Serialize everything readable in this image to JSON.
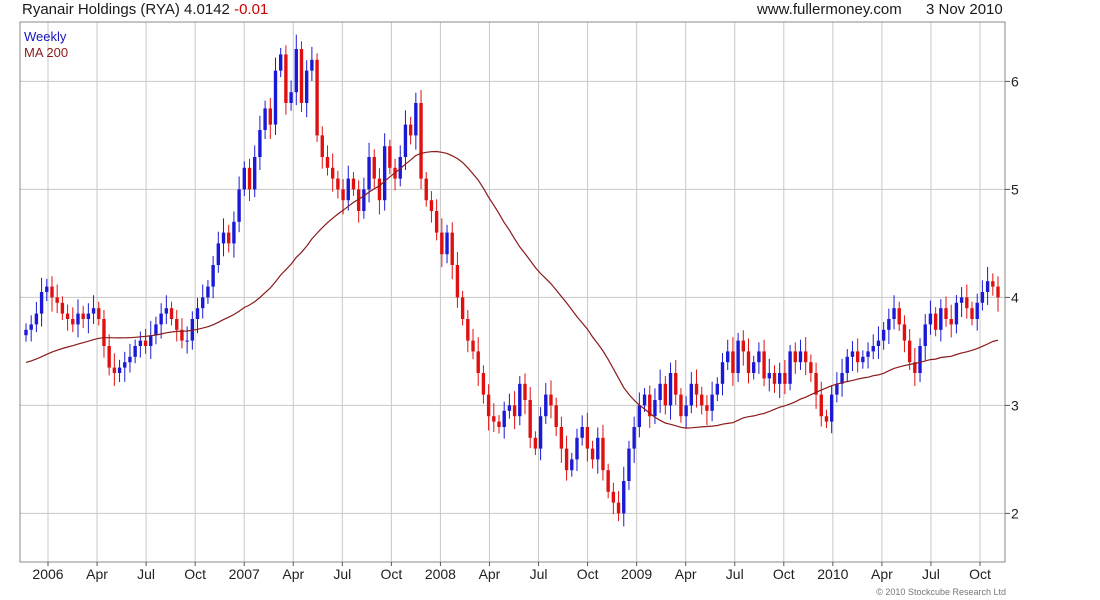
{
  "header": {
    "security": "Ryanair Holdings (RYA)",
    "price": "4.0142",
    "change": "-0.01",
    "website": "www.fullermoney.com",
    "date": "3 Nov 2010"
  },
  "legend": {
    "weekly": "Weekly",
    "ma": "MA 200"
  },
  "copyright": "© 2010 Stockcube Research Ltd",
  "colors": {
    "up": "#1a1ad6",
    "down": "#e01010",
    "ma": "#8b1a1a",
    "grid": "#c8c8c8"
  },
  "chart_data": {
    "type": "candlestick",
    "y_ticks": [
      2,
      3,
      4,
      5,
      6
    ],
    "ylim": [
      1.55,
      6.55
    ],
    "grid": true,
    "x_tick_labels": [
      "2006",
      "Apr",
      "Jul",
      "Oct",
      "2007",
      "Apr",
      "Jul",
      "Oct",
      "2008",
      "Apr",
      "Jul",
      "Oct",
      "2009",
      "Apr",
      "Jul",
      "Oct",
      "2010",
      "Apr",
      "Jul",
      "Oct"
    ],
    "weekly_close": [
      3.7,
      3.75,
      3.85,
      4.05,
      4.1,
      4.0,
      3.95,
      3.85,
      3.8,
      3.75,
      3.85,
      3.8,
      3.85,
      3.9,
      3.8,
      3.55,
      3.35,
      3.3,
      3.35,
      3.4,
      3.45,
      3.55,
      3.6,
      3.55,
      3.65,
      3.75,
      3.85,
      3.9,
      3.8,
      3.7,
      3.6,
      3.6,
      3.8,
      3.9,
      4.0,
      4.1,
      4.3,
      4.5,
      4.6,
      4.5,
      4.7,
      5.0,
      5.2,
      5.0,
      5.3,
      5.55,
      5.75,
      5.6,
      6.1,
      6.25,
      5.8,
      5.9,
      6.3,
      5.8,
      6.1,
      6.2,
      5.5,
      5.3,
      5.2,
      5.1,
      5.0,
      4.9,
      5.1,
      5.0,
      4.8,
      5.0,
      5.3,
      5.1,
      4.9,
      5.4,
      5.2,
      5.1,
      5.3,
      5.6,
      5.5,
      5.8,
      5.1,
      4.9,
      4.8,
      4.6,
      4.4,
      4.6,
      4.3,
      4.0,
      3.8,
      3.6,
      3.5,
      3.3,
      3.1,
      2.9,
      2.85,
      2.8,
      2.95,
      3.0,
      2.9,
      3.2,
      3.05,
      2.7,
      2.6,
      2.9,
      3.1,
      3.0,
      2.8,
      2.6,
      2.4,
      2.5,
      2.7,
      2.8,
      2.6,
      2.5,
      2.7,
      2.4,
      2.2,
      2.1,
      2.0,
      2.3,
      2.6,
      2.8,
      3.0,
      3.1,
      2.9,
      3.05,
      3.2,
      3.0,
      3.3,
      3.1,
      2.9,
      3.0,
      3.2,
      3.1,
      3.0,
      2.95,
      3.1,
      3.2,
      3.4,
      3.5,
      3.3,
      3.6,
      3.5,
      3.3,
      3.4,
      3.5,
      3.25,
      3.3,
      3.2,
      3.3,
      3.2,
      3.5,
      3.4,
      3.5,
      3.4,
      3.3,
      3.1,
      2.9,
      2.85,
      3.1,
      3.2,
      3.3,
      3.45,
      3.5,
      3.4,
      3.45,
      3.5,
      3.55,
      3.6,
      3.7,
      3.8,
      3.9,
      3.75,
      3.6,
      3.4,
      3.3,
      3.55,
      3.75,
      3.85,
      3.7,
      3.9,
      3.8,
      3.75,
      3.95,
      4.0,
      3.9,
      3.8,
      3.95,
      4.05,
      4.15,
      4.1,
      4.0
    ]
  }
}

» **DIRECTIONS**: Quote the data above in full, leaving out the pictures it holds.

» **THE OUTPUT**:
Serialize everything readable in this image to JSON.
{
  "header": {
    "security": "Ryanair Holdings (RYA)",
    "price": "4.0142",
    "change": "-0.01",
    "website": "www.fullermoney.com",
    "date": "3 Nov 2010"
  },
  "legend": {
    "weekly": "Weekly",
    "ma": "MA 200"
  },
  "copyright": "© 2010 Stockcube Research Ltd",
  "colors": {
    "up": "#1a1ad6",
    "down": "#e01010",
    "ma": "#8b1a1a",
    "grid": "#c8c8c8"
  },
  "chart_data": {
    "type": "candlestick",
    "y_ticks": [
      2,
      3,
      4,
      5,
      6
    ],
    "ylim": [
      1.55,
      6.55
    ],
    "grid": true,
    "x_tick_labels": [
      "2006",
      "Apr",
      "Jul",
      "Oct",
      "2007",
      "Apr",
      "Jul",
      "Oct",
      "2008",
      "Apr",
      "Jul",
      "Oct",
      "2009",
      "Apr",
      "Jul",
      "Oct",
      "2010",
      "Apr",
      "Jul",
      "Oct"
    ],
    "weekly_close": [
      3.7,
      3.75,
      3.85,
      4.05,
      4.1,
      4.0,
      3.95,
      3.85,
      3.8,
      3.75,
      3.85,
      3.8,
      3.85,
      3.9,
      3.8,
      3.55,
      3.35,
      3.3,
      3.35,
      3.4,
      3.45,
      3.55,
      3.6,
      3.55,
      3.65,
      3.75,
      3.85,
      3.9,
      3.8,
      3.7,
      3.6,
      3.6,
      3.8,
      3.9,
      4.0,
      4.1,
      4.3,
      4.5,
      4.6,
      4.5,
      4.7,
      5.0,
      5.2,
      5.0,
      5.3,
      5.55,
      5.75,
      5.6,
      6.1,
      6.25,
      5.8,
      5.9,
      6.3,
      5.8,
      6.1,
      6.2,
      5.5,
      5.3,
      5.2,
      5.1,
      5.0,
      4.9,
      5.1,
      5.0,
      4.8,
      5.0,
      5.3,
      5.1,
      4.9,
      5.4,
      5.2,
      5.1,
      5.3,
      5.6,
      5.5,
      5.8,
      5.1,
      4.9,
      4.8,
      4.6,
      4.4,
      4.6,
      4.3,
      4.0,
      3.8,
      3.6,
      3.5,
      3.3,
      3.1,
      2.9,
      2.85,
      2.8,
      2.95,
      3.0,
      2.9,
      3.2,
      3.05,
      2.7,
      2.6,
      2.9,
      3.1,
      3.0,
      2.8,
      2.6,
      2.4,
      2.5,
      2.7,
      2.8,
      2.6,
      2.5,
      2.7,
      2.4,
      2.2,
      2.1,
      2.0,
      2.3,
      2.6,
      2.8,
      3.0,
      3.1,
      2.9,
      3.05,
      3.2,
      3.0,
      3.3,
      3.1,
      2.9,
      3.0,
      3.2,
      3.1,
      3.0,
      2.95,
      3.1,
      3.2,
      3.4,
      3.5,
      3.3,
      3.6,
      3.5,
      3.3,
      3.4,
      3.5,
      3.25,
      3.3,
      3.2,
      3.3,
      3.2,
      3.5,
      3.4,
      3.5,
      3.4,
      3.3,
      3.1,
      2.9,
      2.85,
      3.1,
      3.2,
      3.3,
      3.45,
      3.5,
      3.4,
      3.45,
      3.5,
      3.55,
      3.6,
      3.7,
      3.8,
      3.9,
      3.75,
      3.6,
      3.4,
      3.3,
      3.55,
      3.75,
      3.85,
      3.7,
      3.9,
      3.8,
      3.75,
      3.95,
      4.0,
      3.9,
      3.8,
      3.95,
      4.05,
      4.15,
      4.1,
      4.0
    ]
  }
}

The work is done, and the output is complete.